## What is asked
Express the records as a numbered list, leaving out blank lines, covering only the span from the line with "freeze-button[interactable]: Freeze — [430, 681, 482, 694]" up to and including the line with "table-row[interactable]: 12/31/4000 ALL".

## Material for this task
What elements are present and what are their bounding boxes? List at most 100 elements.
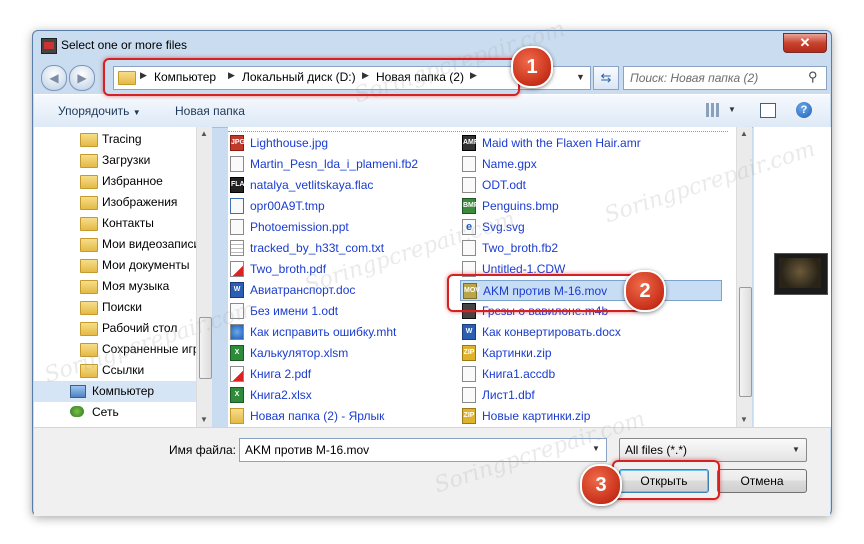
help-icon[interactable]: ? xyxy=(796,102,812,118)
organize-button[interactable]: Упорядочить ▼ xyxy=(58,104,141,118)
folder-icon xyxy=(80,196,98,210)
filename-label: Имя файла: xyxy=(169,443,236,457)
document-icon xyxy=(462,177,476,193)
file-item[interactable]: X Калькулятор.xlsm xyxy=(228,343,458,364)
organize-label: Упорядочить xyxy=(58,104,130,118)
network-icon xyxy=(70,406,84,417)
file-item[interactable]: FLAC natalya_vetlitskaya.flac xyxy=(228,175,458,196)
zip-icon: ZIP xyxy=(462,345,476,361)
sidebar-item-favorites[interactable]: Избранное xyxy=(34,171,212,192)
command-toolbar: Упорядочить ▼ Новая папка ▼ ? xyxy=(34,94,830,128)
scroll-down-arrow-icon[interactable]: ▼ xyxy=(740,415,748,424)
file-item[interactable]: JPG Lighthouse.jpg xyxy=(228,133,458,154)
title-bar[interactable]: Select one or more files ✕ xyxy=(33,31,831,59)
forward-button[interactable]: ▶ xyxy=(69,65,95,91)
scroll-up-arrow-icon[interactable]: ▲ xyxy=(200,129,208,138)
sidebar-item-network[interactable]: Сеть xyxy=(34,402,212,423)
excel-icon: X xyxy=(230,345,244,361)
zip-icon: ZIP xyxy=(462,408,476,424)
file-item[interactable]: opr00A9T.tmp xyxy=(228,196,458,217)
file-type-value: All files (*.*) xyxy=(625,443,688,457)
sidebar-item-contacts[interactable]: Контакты xyxy=(34,213,212,234)
text-file-icon xyxy=(230,240,244,256)
folder-icon xyxy=(80,217,98,231)
clipped-row xyxy=(228,127,728,132)
search-placeholder: Поиск: Новая папка (2) xyxy=(630,71,759,85)
file-item[interactable]: Лист1.dbf xyxy=(460,385,722,406)
callout-highlight-file xyxy=(447,274,641,312)
sidebar-item-pictures[interactable]: Изображения xyxy=(34,192,212,213)
cancel-button[interactable]: Отмена xyxy=(717,469,807,493)
folder-icon xyxy=(80,133,98,147)
chevron-down-icon: ▼ xyxy=(792,445,800,454)
window-title: Select one or more files xyxy=(61,38,188,52)
file-item[interactable]: W Как конвертировать.docx xyxy=(460,322,722,343)
scrollbar-thumb[interactable] xyxy=(739,287,752,397)
bmp-icon: BMP xyxy=(462,198,479,214)
document-icon xyxy=(230,156,244,172)
sidebar-item-documents[interactable]: Мои документы xyxy=(34,255,212,276)
sidebar-item-music[interactable]: Моя музыка xyxy=(34,276,212,297)
view-options-icon[interactable] xyxy=(706,103,720,117)
word-icon: W xyxy=(230,282,244,298)
file-item[interactable]: Name.gpx xyxy=(460,154,722,175)
flac-icon: FLAC xyxy=(230,177,250,193)
file-item[interactable]: X Книга2.xlsx xyxy=(228,385,458,406)
excel-icon: X xyxy=(230,387,244,403)
folder-icon xyxy=(80,280,98,294)
callout-badge-3: 3 xyxy=(580,464,622,506)
file-type-select[interactable]: All files (*.*) ▼ xyxy=(619,438,807,462)
file-item[interactable]: Как исправить ошибку.mht xyxy=(228,322,458,343)
jpg-icon: JPG xyxy=(230,135,245,151)
sidebar-item-tracing[interactable]: Tracing xyxy=(34,129,212,150)
document-icon xyxy=(462,387,476,403)
preview-pane-icon[interactable] xyxy=(760,103,776,118)
search-input[interactable]: Поиск: Новая папка (2) ⚲ xyxy=(623,66,827,90)
word-icon: W xyxy=(462,324,476,340)
file-item[interactable]: Книга 2.pdf xyxy=(228,364,458,385)
folder-icon xyxy=(80,259,98,273)
pdf-icon xyxy=(230,261,244,277)
file-item[interactable]: Martin_Pesn_lda_i_plameni.fb2 xyxy=(228,154,458,175)
callout-badge-2: 2 xyxy=(624,270,666,312)
folder-icon xyxy=(80,238,98,252)
callout-badge-1: 1 xyxy=(511,46,553,88)
document-icon xyxy=(230,219,244,235)
video-thumbnail xyxy=(774,253,828,295)
document-icon xyxy=(462,156,476,172)
chevron-down-icon[interactable]: ▼ xyxy=(576,72,585,82)
file-item[interactable]: ZIP Картинки.zip xyxy=(460,343,722,364)
file-item[interactable]: Без имени 1.odt xyxy=(228,301,458,322)
search-icon[interactable]: ⚲ xyxy=(808,69,818,85)
folder-icon xyxy=(80,154,98,168)
scroll-down-arrow-icon[interactable]: ▼ xyxy=(200,415,208,424)
amr-icon: AMR xyxy=(462,135,479,151)
callout-highlight-open xyxy=(612,460,720,500)
file-item[interactable]: Новая папка (2) - Ярлык xyxy=(228,406,458,427)
tmp-icon xyxy=(230,198,244,214)
callout-highlight-address xyxy=(103,58,520,96)
computer-icon xyxy=(70,385,86,398)
close-button[interactable]: ✕ xyxy=(783,33,827,53)
sidebar-item-downloads[interactable]: Загрузки xyxy=(34,150,212,171)
file-item[interactable]: Two_broth.fb2 xyxy=(460,238,722,259)
folder-icon xyxy=(80,301,98,315)
chevron-down-icon[interactable]: ▼ xyxy=(728,105,736,114)
chevron-down-icon: ▼ xyxy=(132,108,141,117)
new-folder-button[interactable]: Новая папка xyxy=(175,104,245,118)
pdf-icon xyxy=(230,366,244,382)
file-item[interactable]: Книга1.accdb xyxy=(460,364,722,385)
sidebar-item-videos[interactable]: Мои видеозаписи xyxy=(34,234,212,255)
scroll-up-arrow-icon[interactable]: ▲ xyxy=(740,129,748,138)
file-item[interactable]: AMR Maid with the Flaxen Hair.amr xyxy=(460,133,722,154)
document-icon xyxy=(462,366,476,382)
back-button[interactable]: ◀ xyxy=(41,65,67,91)
shortcut-icon xyxy=(230,408,244,424)
refresh-icon[interactable]: ⇆ xyxy=(593,66,619,90)
folder-icon xyxy=(80,322,98,336)
app-icon xyxy=(41,38,57,54)
sidebar-scrollbar[interactable]: ▲ ▼ xyxy=(196,127,212,427)
folder-icon xyxy=(80,175,98,189)
sidebar-item-searches[interactable]: Поиски xyxy=(34,297,212,318)
video-frame xyxy=(779,258,821,288)
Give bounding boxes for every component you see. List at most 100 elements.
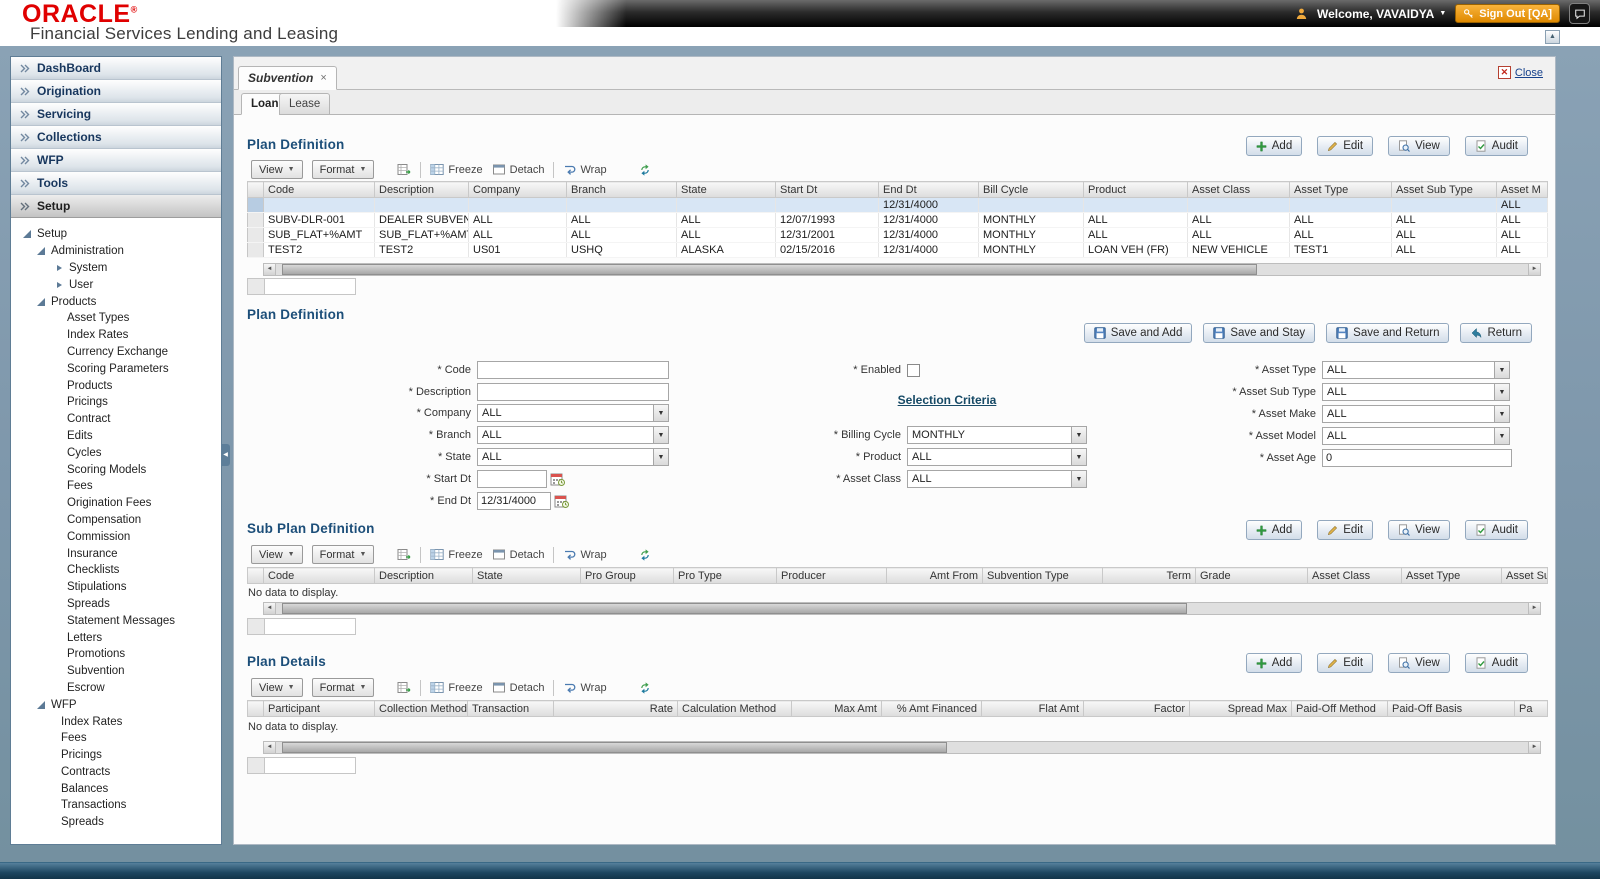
freeze-button[interactable]: Freeze — [430, 681, 482, 694]
add-button[interactable]: Add — [1246, 136, 1302, 156]
column-header[interactable]: Asset Sub Type — [1392, 182, 1497, 198]
save-and-add-button[interactable]: Save and Add — [1084, 323, 1193, 343]
scroll-left-icon[interactable]: ◄ — [264, 603, 276, 614]
tree-item-wfp-spreads[interactable]: Spreads — [11, 814, 219, 831]
view-button[interactable]: View — [1388, 520, 1450, 540]
calendar-icon[interactable] — [550, 472, 565, 486]
state-select[interactable]: ALL▼ — [477, 448, 669, 466]
tab-lease[interactable]: Lease — [279, 93, 330, 115]
scroll-right-icon[interactable]: ► — [1528, 603, 1540, 614]
edit-button[interactable]: Edit — [1317, 136, 1373, 156]
wrap-button[interactable]: Wrap — [563, 163, 606, 176]
calendar-icon[interactable] — [554, 494, 569, 508]
detach-button[interactable]: Detach — [492, 681, 545, 694]
tree-item-statement-messages[interactable]: Statement Messages — [11, 612, 219, 629]
table-row[interactable]: 12/31/4000 ALL — [248, 198, 1548, 213]
view-menu-button[interactable]: View▼ — [251, 160, 303, 179]
tree-item-cycles[interactable]: Cycles — [11, 444, 219, 461]
column-header[interactable]: State — [473, 568, 581, 584]
column-header[interactable]: Paid-Off Basis — [1388, 701, 1515, 717]
scroll-left-icon[interactable]: ◄ — [264, 264, 276, 275]
column-header[interactable]: Pro Type — [674, 568, 777, 584]
tree-item-promotions[interactable]: Promotions — [11, 646, 219, 663]
column-header[interactable]: Producer — [777, 568, 887, 584]
asset-model-select[interactable]: ALL▼ — [1322, 427, 1510, 445]
tree-item-edits[interactable]: Edits — [11, 428, 219, 445]
column-header[interactable]: Max Amt — [792, 701, 882, 717]
tree-item-products[interactable]: Products — [11, 377, 219, 394]
sidebar-item-setup[interactable]: Setup — [11, 195, 221, 218]
tree-item-contract[interactable]: Contract — [11, 411, 219, 428]
billing-cycle-select[interactable]: MONTHLY▼ — [907, 426, 1087, 444]
tree-item-wfp-index-rates[interactable]: Index Rates — [11, 713, 219, 730]
row-selector[interactable] — [248, 198, 264, 213]
column-header[interactable]: Description — [375, 568, 473, 584]
export-icon[interactable] — [397, 681, 411, 694]
tree-item-wfp-pricings[interactable]: Pricings — [11, 747, 219, 764]
column-header[interactable]: Pa — [1515, 701, 1548, 717]
export-icon[interactable] — [397, 163, 411, 176]
sidebar-collapse-handle[interactable]: ◀ — [221, 444, 230, 466]
tree-item-escrow[interactable]: Escrow — [11, 680, 219, 697]
tree-item-fees[interactable]: Fees — [11, 478, 219, 495]
sidebar-item-dashboard[interactable]: DashBoard — [11, 57, 221, 80]
scrollbar-thumb[interactable] — [282, 603, 1187, 614]
column-header[interactable]: Start Dt — [776, 182, 879, 198]
column-header[interactable]: Company — [469, 182, 567, 198]
tree-item-spreads[interactable]: Spreads — [11, 596, 219, 613]
audit-button[interactable]: Audit — [1465, 520, 1528, 540]
refresh-icon[interactable] — [638, 163, 652, 177]
asset-type-select[interactable]: ALL▼ — [1322, 361, 1510, 379]
scroll-right-icon[interactable]: ► — [1528, 264, 1540, 275]
view-button[interactable]: View — [1388, 653, 1450, 673]
tree-item-pricings[interactable]: Pricings — [11, 394, 219, 411]
branch-select[interactable]: ALL▼ — [477, 426, 669, 444]
sign-out-button[interactable]: Sign Out [QA] — [1455, 4, 1560, 23]
column-header[interactable]: Asset Class — [1308, 568, 1402, 584]
column-header[interactable]: Factor — [1084, 701, 1190, 717]
audit-button[interactable]: Audit — [1465, 136, 1528, 156]
view-menu-button[interactable]: View▼ — [251, 545, 303, 564]
asset-class-select[interactable]: ALL▼ — [907, 470, 1087, 488]
tree-node-user[interactable]: User — [11, 276, 219, 293]
column-header[interactable]: Description — [375, 182, 469, 198]
tree-item-index-rates[interactable]: Index Rates — [11, 327, 219, 344]
column-header[interactable]: Bill Cycle — [979, 182, 1084, 198]
freeze-button[interactable]: Freeze — [430, 548, 482, 561]
column-header[interactable]: Transaction — [468, 701, 554, 717]
table-row[interactable]: SUB_FLAT+%AMT SUB_FLAT+%AMT ALL ALL ALL … — [248, 228, 1548, 243]
tree-item-stipulations[interactable]: Stipulations — [11, 579, 219, 596]
tree-item-letters[interactable]: Letters — [11, 629, 219, 646]
tree-item-wfp-transactions[interactable]: Transactions — [11, 797, 219, 814]
asset-make-select[interactable]: ALL▼ — [1322, 405, 1510, 423]
column-header[interactable]: Subvention Type — [983, 568, 1103, 584]
feedback-button[interactable] — [1569, 3, 1590, 24]
tree-item-wfp-contracts[interactable]: Contracts — [11, 764, 219, 781]
column-header[interactable]: Amt From — [887, 568, 983, 584]
column-header[interactable]: Branch — [567, 182, 677, 198]
column-header[interactable]: Code — [264, 568, 375, 584]
column-header[interactable]: State — [677, 182, 776, 198]
wrap-button[interactable]: Wrap — [563, 681, 606, 694]
tab-subvention[interactable]: Subvention × — [238, 66, 337, 90]
format-menu-button[interactable]: Format▼ — [312, 160, 375, 179]
row-selector[interactable] — [248, 228, 264, 243]
tree-item-commission[interactable]: Commission — [11, 528, 219, 545]
tree-node-products[interactable]: Products — [11, 293, 219, 310]
tree-item-wfp-fees[interactable]: Fees — [11, 730, 219, 747]
horizontal-scrollbar[interactable]: ◄ ► — [263, 263, 1541, 276]
tree-item-insurance[interactable]: Insurance — [11, 545, 219, 562]
column-header[interactable]: Grade — [1196, 568, 1308, 584]
column-header[interactable]: Asset Type — [1290, 182, 1392, 198]
detach-button[interactable]: Detach — [492, 548, 545, 561]
save-and-stay-button[interactable]: Save and Stay — [1203, 323, 1315, 343]
detach-button[interactable]: Detach — [492, 163, 545, 176]
add-button[interactable]: Add — [1246, 653, 1302, 673]
sidebar-item-collections[interactable]: Collections — [11, 126, 221, 149]
tree-item-subvention[interactable]: Subvention — [11, 663, 219, 680]
scrollbar-thumb[interactable] — [282, 742, 947, 753]
audit-button[interactable]: Audit — [1465, 653, 1528, 673]
asset-sub-type-select[interactable]: ALL▼ — [1322, 383, 1510, 401]
sidebar-item-wfp[interactable]: WFP — [11, 149, 221, 172]
page-scroll-up-button[interactable]: ▲ — [1545, 30, 1560, 44]
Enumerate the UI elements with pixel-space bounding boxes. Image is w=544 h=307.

## Completed exercise
1. freeze-button[interactable]: Freeze — [430, 681, 482, 694]
2. add-button[interactable]: Add — [1246, 136, 1302, 156]
3. column-header[interactable]: Asset Sub Type — [1392, 182, 1497, 198]
4. save-and-add-button[interactable]: Save and Add — [1084, 323, 1193, 343]
5. scroll-left-icon[interactable]: ◄ — [264, 603, 276, 614]
6. tree-item-wfp-spreads[interactable]: Spreads — [11, 814, 219, 831]
7. view-button[interactable]: View — [1388, 520, 1450, 540]
8. calendar-icon[interactable] — [550, 472, 565, 486]
9. state-select[interactable]: ALL▼ — [477, 448, 669, 466]
10. tab-lease[interactable]: Lease — [279, 93, 330, 115]
11. scroll-right-icon[interactable]: ► — [1528, 603, 1540, 614]
12. edit-button[interactable]: Edit — [1317, 136, 1373, 156]
13. wrap-button[interactable]: Wrap — [563, 163, 606, 176]
14. calendar-icon[interactable] — [554, 494, 569, 508]
15. detach-button[interactable]: Detach — [492, 681, 545, 694]
16. tree-item-statement-messages[interactable]: Statement Messages — [11, 612, 219, 629]
17. table-row[interactable]: 12/31/4000 ALL — [248, 198, 1548, 213]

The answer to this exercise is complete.